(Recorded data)
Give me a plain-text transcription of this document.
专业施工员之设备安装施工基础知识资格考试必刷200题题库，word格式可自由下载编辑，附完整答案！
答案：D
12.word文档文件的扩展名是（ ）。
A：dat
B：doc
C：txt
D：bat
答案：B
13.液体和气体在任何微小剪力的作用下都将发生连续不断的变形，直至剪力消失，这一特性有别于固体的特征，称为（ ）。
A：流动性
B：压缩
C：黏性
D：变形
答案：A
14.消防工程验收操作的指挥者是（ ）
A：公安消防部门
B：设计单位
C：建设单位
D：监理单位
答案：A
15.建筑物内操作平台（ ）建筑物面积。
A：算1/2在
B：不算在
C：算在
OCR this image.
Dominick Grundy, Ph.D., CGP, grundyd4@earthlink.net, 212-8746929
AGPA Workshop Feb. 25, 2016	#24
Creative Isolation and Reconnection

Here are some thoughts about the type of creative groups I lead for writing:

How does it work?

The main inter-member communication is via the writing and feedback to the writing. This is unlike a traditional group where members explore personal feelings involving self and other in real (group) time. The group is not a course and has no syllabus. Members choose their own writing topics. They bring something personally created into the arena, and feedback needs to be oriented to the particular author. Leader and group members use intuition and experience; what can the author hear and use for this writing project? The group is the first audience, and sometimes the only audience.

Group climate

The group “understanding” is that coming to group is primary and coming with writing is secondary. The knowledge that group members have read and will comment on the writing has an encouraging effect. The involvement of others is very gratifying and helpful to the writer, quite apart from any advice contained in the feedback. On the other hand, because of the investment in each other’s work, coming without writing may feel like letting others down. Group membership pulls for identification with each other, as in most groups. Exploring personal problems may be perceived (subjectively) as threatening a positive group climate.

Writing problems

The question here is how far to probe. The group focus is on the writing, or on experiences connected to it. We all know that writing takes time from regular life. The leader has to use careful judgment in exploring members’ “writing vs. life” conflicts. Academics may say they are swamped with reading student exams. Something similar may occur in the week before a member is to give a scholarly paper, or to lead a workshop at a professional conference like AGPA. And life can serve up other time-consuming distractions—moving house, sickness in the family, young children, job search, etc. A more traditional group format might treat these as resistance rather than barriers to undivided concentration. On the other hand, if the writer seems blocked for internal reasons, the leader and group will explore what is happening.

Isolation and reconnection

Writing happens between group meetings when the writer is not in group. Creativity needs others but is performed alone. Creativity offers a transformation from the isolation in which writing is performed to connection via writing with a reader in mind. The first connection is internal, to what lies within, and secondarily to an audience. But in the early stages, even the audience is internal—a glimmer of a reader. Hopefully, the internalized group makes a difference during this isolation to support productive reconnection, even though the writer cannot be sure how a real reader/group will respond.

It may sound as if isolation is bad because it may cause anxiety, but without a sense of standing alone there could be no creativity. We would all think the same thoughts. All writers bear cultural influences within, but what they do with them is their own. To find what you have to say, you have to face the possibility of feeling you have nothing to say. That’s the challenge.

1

* [WORK INSTRUCTIONS]: Can you reproduce all the material exactly?

* [SOLUTION TO THIS PROBLEM]:
Give me a plain-text transcription of this document.
专业施工员之设备安装施工基础知识资格考试必刷200题题库，word格式可自由下载编辑，附完整答案！
答案：D
12.word文档文件的扩展名是（ ）。
A：dat
B：doc
C：txt
D：bat
答案：B
13.液体和气体在任何微小剪力的作用下都将发生连续不断的变形，直至剪力消失，这一特性有别于固体的特征，称为（ ）。
A：流动性
B：压缩
C：黏性
D：变形
答案：A
14.消防工程验收操作的指挥者是（ ）
A：公安消防部门
B：设计单位
C：建设单位
D：监理单位
答案：A
15.建筑物内操作平台（ ）建筑物面积。
A：算1/2在
B：不算在
C：算在
OCR this image.
Dominick Grundy, Ph.D., CGP, grundyd4@earthlink.net, 212-8746929
AGPA Workshop Feb. 25, 2016	#24
Creative Isolation and Reconnection

Here are some thoughts about the type of creative groups I lead for writing:

How does it work?

The main inter-member communication is via the writing and feedback to the writing. This is unlike a traditional group where members explore personal feelings involving self and other in real (group) time. The group is not a course and has no syllabus. Members choose their own writing topics. They bring something personally created into the arena, and feedback needs to be oriented to the particular author. Leader and group members use intuition and experience; what can the author hear and use for this writing project? The group is the first audience, and sometimes the only audience.

Group climate

The group “understanding” is that coming to group is primary and coming with writing is secondary. The knowledge that group members have read and will comment on the writing has an encouraging effect. The involvement of others is very gratifying and helpful to the writer, quite apart from any advice contained in the feedback. On the other hand, because of the investment in each other’s work, coming without writing may feel like letting others down. Group membership pulls for identification with each other, as in most groups. Exploring personal problems may be perceived (subjectively) as threatening a positive group climate.

Writing problems

The question here is how far to probe. The group focus is on the writing, or on experiences connected to it. We all know that writing takes time from regular life. The leader has to use careful judgment in exploring members’ “writing vs. life” conflicts. Academics may say they are swamped with reading student exams. Something similar may occur in the week before a member is to give a scholarly paper, or to lead a workshop at a professional conference like AGPA. And life can serve up other time-consuming distractions—moving house, sickness in the family, young children, job search, etc. A more traditional group format might treat these as resistance rather than barriers to undivided concentration. On the other hand, if the writer seems blocked for internal reasons, the leader and group will explore what is happening.

Isolation and reconnection

Writing happens between group meetings when the writer is not in group. Creativity needs others but is performed alone. Creativity offers a transformation from the isolation in which writing is performed to connection via writing with a reader in mind. The first connection is internal, to what lies within, and secondarily to an audience. But in the early stages, even the audience is internal—a glimmer of a reader. Hopefully, the internalized group makes a difference during this isolation to support productive reconnection, even though the writer cannot be sure how a real reader/group will respond.

It may sound as if isolation is bad because it may cause anxiety, but without a sense of standing alone there could be no creativity. We would all think the same thoughts. All writers bear cultural influences within, but what they do with them is their own. To find what you have to say, you have to face the possibility of feeling you have nothing to say. That’s the challenge.

1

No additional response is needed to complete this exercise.